▶ INPUT FOR THIS TASK
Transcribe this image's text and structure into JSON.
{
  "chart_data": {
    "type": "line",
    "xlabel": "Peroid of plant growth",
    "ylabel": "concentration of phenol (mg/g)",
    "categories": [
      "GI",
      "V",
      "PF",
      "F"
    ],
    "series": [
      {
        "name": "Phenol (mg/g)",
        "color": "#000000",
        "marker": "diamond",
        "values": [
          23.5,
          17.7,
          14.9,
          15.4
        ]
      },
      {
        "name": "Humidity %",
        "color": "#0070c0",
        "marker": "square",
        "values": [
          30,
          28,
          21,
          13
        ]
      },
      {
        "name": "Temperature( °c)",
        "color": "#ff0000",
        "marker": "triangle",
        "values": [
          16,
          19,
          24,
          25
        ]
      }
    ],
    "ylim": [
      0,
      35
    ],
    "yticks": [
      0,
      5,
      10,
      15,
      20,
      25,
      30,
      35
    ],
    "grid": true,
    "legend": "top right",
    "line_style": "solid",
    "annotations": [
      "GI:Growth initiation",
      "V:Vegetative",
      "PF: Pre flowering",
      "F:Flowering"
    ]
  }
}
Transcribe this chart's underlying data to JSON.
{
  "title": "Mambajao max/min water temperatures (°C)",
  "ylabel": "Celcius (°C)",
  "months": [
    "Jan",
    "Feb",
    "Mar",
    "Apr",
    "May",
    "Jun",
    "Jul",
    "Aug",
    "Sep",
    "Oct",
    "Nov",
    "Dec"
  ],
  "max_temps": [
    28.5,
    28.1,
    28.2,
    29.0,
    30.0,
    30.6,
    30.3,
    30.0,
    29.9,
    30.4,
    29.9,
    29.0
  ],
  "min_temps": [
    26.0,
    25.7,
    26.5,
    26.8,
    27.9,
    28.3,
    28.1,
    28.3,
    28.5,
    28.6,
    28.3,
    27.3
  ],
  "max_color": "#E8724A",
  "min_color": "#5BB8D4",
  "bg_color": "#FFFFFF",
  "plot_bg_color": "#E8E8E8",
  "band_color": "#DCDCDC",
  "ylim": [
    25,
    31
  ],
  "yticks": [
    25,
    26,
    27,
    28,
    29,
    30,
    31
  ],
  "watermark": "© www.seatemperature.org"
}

▶ DO THIS
Filter the records above for "ylabel" and copy every matching line.

▶ ANSWER TO THE PROBLEM
    "ylabel": "concentration of phenol (mg/g)",
  "ylabel": "Celcius (°C)",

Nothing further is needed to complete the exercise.